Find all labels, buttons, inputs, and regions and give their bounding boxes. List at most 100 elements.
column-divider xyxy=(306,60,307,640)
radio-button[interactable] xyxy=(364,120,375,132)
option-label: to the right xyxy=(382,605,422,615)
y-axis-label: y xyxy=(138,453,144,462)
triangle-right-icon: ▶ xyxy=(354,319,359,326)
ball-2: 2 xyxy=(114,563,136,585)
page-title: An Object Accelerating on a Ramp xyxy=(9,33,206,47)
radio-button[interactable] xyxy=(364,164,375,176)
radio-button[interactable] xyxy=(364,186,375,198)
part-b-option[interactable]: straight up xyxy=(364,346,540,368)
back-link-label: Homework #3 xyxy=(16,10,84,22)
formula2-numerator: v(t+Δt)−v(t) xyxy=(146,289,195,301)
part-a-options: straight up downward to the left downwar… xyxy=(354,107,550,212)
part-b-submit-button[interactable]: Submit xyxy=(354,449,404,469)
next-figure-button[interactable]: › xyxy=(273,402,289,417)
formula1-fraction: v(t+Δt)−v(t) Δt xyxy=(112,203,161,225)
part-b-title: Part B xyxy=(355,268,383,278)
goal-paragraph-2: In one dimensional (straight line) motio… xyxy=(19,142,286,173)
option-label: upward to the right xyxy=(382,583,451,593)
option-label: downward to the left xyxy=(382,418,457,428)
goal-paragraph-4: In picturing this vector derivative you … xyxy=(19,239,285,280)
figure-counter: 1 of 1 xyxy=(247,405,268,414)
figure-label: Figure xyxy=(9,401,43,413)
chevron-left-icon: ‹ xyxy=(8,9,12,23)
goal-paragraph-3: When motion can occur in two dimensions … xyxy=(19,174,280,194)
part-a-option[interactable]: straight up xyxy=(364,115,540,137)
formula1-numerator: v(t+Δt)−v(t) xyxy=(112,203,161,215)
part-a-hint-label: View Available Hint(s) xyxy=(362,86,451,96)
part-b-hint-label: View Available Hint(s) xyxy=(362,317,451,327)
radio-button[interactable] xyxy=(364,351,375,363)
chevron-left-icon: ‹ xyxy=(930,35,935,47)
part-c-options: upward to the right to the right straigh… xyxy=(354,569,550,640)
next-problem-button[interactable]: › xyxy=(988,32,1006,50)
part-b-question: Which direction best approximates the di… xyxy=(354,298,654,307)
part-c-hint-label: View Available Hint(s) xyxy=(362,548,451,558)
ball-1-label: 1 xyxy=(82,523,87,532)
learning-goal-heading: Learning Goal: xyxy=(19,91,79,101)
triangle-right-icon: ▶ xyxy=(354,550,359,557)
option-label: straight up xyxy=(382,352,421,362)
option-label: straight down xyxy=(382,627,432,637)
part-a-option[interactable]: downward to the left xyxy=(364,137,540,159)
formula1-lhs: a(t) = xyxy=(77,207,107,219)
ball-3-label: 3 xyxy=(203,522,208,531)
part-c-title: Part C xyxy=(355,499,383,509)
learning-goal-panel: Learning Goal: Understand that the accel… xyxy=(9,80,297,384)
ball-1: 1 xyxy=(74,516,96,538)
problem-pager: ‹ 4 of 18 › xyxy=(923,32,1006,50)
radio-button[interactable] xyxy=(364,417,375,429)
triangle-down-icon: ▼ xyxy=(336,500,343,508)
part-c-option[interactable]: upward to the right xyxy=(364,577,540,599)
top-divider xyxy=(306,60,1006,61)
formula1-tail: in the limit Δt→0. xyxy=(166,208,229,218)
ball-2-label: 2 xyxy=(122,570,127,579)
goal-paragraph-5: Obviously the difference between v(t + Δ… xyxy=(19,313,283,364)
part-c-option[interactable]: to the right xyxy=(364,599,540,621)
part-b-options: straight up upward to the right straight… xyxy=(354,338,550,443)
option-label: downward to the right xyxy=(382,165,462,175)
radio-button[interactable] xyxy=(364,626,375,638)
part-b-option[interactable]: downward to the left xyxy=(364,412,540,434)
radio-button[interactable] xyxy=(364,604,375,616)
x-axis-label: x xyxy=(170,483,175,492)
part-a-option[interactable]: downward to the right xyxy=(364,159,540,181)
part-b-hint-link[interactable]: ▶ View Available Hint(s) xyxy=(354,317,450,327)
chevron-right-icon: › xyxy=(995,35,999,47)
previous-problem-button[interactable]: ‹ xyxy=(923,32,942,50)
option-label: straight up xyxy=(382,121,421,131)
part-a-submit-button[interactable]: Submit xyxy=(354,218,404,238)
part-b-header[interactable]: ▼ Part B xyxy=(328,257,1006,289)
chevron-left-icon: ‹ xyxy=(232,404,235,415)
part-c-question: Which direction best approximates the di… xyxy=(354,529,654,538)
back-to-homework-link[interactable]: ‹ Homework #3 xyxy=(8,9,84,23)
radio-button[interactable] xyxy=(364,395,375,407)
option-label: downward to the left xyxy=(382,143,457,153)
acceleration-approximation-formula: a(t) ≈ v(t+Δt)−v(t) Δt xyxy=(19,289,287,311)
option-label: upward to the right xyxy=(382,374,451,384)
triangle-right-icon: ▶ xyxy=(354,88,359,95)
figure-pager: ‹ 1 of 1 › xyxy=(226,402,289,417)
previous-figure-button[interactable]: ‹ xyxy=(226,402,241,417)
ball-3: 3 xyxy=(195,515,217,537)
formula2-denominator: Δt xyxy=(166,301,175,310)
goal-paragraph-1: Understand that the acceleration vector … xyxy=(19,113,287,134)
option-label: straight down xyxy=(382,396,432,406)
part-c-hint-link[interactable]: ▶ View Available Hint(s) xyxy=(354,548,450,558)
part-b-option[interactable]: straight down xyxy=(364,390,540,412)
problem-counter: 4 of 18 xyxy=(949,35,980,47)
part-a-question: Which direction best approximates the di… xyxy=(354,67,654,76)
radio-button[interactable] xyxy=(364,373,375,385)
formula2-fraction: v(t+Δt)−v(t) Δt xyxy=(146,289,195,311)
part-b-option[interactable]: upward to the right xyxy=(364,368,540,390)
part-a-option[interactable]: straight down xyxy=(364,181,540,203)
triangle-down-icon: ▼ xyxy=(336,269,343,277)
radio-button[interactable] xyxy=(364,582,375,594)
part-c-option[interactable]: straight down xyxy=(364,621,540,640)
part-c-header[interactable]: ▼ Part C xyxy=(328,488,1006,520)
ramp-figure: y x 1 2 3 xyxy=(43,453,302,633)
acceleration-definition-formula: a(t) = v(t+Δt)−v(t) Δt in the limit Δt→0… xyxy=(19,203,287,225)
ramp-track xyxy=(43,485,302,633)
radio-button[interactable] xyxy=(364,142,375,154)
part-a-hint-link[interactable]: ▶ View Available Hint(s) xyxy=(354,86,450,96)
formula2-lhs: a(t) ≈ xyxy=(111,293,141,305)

# What you will do:
Recast each line of the records above as a Markdown table with the columns No. and Line. Number the rows in order and omit blank lines.

# Solution for this exercise:
| No. | Line |
|---|---|
| 1 | Find all labels, buttons, inputs, and regions and give their bounding boxes. List at most 100 elements. |
| 2 | column-divider xyxy=(306,60,307,640) |
| 3 | radio-button[interactable] xyxy=(364,120,375,132) |
| 4 | option-label: to the right xyxy=(382,605,422,615) |
| 5 | y-axis-label: y xyxy=(138,453,144,462) |
| 6 | triangle-right-icon: ▶ xyxy=(354,319,359,326) |
| 7 | ball-2: 2 xyxy=(114,563,136,585) |
| 8 | page-title: An Object Accelerating on a Ramp xyxy=(9,33,206,47) |
| 9 | radio-button[interactable] xyxy=(364,164,375,176) |
| 10 | radio-button[interactable] xyxy=(364,186,375,198) |
| 11 | part-b-option[interactable]: straight up xyxy=(364,346,540,368) |
| 12 | back-link-label: Homework #3 xyxy=(16,10,84,22) |
| 13 | formula2-numerator: v(t+Δt)−v(t) xyxy=(146,289,195,301) |
| 14 | part-a-options: straight up downward to the left downwar… xyxy=(354,107,550,212) |
| 15 | part-b-submit-button[interactable]: Submit xyxy=(354,449,404,469) |
| 16 | next-figure-button[interactable]: › xyxy=(273,402,289,417) |
| 17 | formula1-fraction: v(t+Δt)−v(t) Δt xyxy=(112,203,161,225) |
| 18 | part-b-title: Part B xyxy=(355,268,383,278) |
| 19 | goal-paragraph-2: In one dimensional (straight line) motio… xyxy=(19,142,286,173) |
| 20 | option-label: upward to the right xyxy=(382,583,451,593) |
| 21 | option-label: downward to the left xyxy=(382,418,457,428) |
| 22 | goal-paragraph-4: In picturing this vector derivative you … xyxy=(19,239,285,280) |
| 23 | figure-counter: 1 of 1 xyxy=(247,405,268,414) |
| 24 | figure-label: Figure xyxy=(9,401,43,413) |
| 25 | chevron-left-icon: ‹ xyxy=(8,9,12,23) |
| 26 | goal-paragraph-3: When motion can occur in two dimensions … xyxy=(19,174,280,194) |
| 27 | part-a-option[interactable]: straight up xyxy=(364,115,540,137) |
| 28 | formula1-numerator: v(t+Δt)−v(t) xyxy=(112,203,161,215) |
| 29 | part-a-hint-label: View Available Hint(s) xyxy=(362,86,451,96) |
| 30 | part-b-hint-label: View Available Hint(s) xyxy=(362,317,451,327) |
| 31 | radio-button[interactable] xyxy=(364,351,375,363) |
| 32 | chevron-left-icon: ‹ xyxy=(930,35,935,47) |
| 33 | part-c-options: upward to the right to the right straigh… xyxy=(354,569,550,640) |
| 34 | next-problem-button[interactable]: › xyxy=(988,32,1006,50) |
| 35 | part-b-question: Which direction best approximates the di… xyxy=(354,298,654,307) |
| 36 | part-c-hint-label: View Available Hint(s) xyxy=(362,548,451,558) |
| 37 | ball-1-label: 1 xyxy=(82,523,87,532) |
| 38 | learning-goal-heading: Learning Goal: xyxy=(19,91,79,101) |
| 39 | triangle-right-icon: ▶ xyxy=(354,550,359,557) |
| 40 | option-label: straight up xyxy=(382,352,421,362) |
| 41 | option-label: straight down xyxy=(382,627,432,637) |
| 42 | part-a-option[interactable]: downward to the left xyxy=(364,137,540,159) |
| 43 | formula1-lhs: a(t) = xyxy=(77,207,107,219) |
| 44 | ball-3-label: 3 xyxy=(203,522,208,531) |
| 45 | part-c-title: Part C xyxy=(355,499,383,509) |
| 46 | learning-goal-panel: Learning Goal: Understand that the accel… xyxy=(9,80,297,384) |
| 47 | ball-1: 1 xyxy=(74,516,96,538) |
| 48 | problem-pager: ‹ 4 of 18 › xyxy=(923,32,1006,50) |
| 49 | radio-button[interactable] xyxy=(364,417,375,429) |
| 50 | triangle-down-icon: ▼ xyxy=(336,500,343,508) |
| 51 | part-c-option[interactable]: upward to the right xyxy=(364,577,540,599) |
| 52 | top-divider xyxy=(306,60,1006,61) |
| 53 | formula1-tail: in the limit Δt→0. xyxy=(166,208,229,218) |
| 54 | ball-2-label: 2 xyxy=(122,570,127,579) |
| 55 | goal-paragraph-5: Obviously the difference between v(t + Δ… xyxy=(19,313,283,364) |
| 56 | part-c-option[interactable]: to the right xyxy=(364,599,540,621) |
| 57 | part-b-options: straight up upward to the right straight… xyxy=(354,338,550,443) |
| 58 | option-label: downward to the right xyxy=(382,165,462,175) |
| 59 | radio-button[interactable] xyxy=(364,626,375,638) |
| 60 | part-b-option[interactable]: downward to the left xyxy=(364,412,540,434) |
| 61 | radio-button[interactable] xyxy=(364,604,375,616) |
| 62 | x-axis-label: x xyxy=(170,483,175,492) |
| 63 | part-a-option[interactable]: downward to the right xyxy=(364,159,540,181) |
| 64 | part-b-hint-link[interactable]: ▶ View Available Hint(s) xyxy=(354,317,450,327) |
| 65 | chevron-right-icon: › xyxy=(995,35,999,47) |
| 66 | previous-problem-button[interactable]: ‹ xyxy=(923,32,942,50) |
| 67 | option-label: straight up xyxy=(382,121,421,131) |
| 68 | part-a-submit-button[interactable]: Submit xyxy=(354,218,404,238) |
| 69 | part-b-header[interactable]: ▼ Part B xyxy=(328,257,1006,289) |
| 70 | chevron-left-icon: ‹ xyxy=(232,404,235,415) |
| 71 | part-c-question: Which direction best approximates the di… xyxy=(354,529,654,538) |
| 72 | back-to-homework-link[interactable]: ‹ Homework #3 xyxy=(8,9,84,23) |
| 73 | radio-button[interactable] xyxy=(364,395,375,407) |
| 74 | option-label: downward to the left xyxy=(382,143,457,153) |
| 75 | acceleration-approximation-formula: a(t) ≈ v(t+Δt)−v(t) Δt xyxy=(19,289,287,311) |
| 76 | option-label: upward to the right xyxy=(382,374,451,384) |
| 77 | triangle-right-icon: ▶ xyxy=(354,88,359,95) |
| 78 | figure-pager: ‹ 1 of 1 › xyxy=(226,402,289,417) |
| 79 | previous-figure-button[interactable]: ‹ xyxy=(226,402,241,417) |
| 80 | ball-3: 3 xyxy=(195,515,217,537) |
| 81 | formula2-denominator: Δt xyxy=(166,301,175,310) |
| 82 | goal-paragraph-1: Understand that the acceleration vector … xyxy=(19,113,287,134) |
| 83 | option-label: straight down xyxy=(382,396,432,406) |
| 84 | part-c-hint-link[interactable]: ▶ View Available Hint(s) xyxy=(354,548,450,558) |
| 85 | part-b-option[interactable]: straight down xyxy=(364,390,540,412) |
| 86 | problem-counter: 4 of 18 xyxy=(949,35,980,47) |
| 87 | part-a-question: Which direction best approximates the di… xyxy=(354,67,654,76) |
| 88 | radio-button[interactable] xyxy=(364,373,375,385) |
| 89 | formula2-fraction: v(t+Δt)−v(t) Δt xyxy=(146,289,195,311) |
| 90 | part-b-option[interactable]: upward to the right xyxy=(364,368,540,390) |
| 91 | part-a-option[interactable]: straight down xyxy=(364,181,540,203) |
| 92 | triangle-down-icon: ▼ xyxy=(336,269,343,277) |
| 93 | radio-button[interactable] xyxy=(364,582,375,594) |
| 94 | part-c-option[interactable]: straight down xyxy=(364,621,540,640) |
| 95 | part-c-header[interactable]: ▼ Part C xyxy=(328,488,1006,520) |
| 96 | ramp-figure: y x 1 2 3 xyxy=(43,453,302,633) |
| 97 | acceleration-definition-formula: a(t) = v(t+Δt)−v(t) Δt in the limit Δt→0… xyxy=(19,203,287,225) |
| 98 | ramp-track xyxy=(43,485,302,633) |
| 99 | radio-button[interactable] xyxy=(364,142,375,154) |
| 100 | part-a-hint-link[interactable]: ▶ View Available Hint(s) xyxy=(354,86,450,96) |
| 101 | formula2-lhs: a(t) ≈ xyxy=(111,293,141,305) |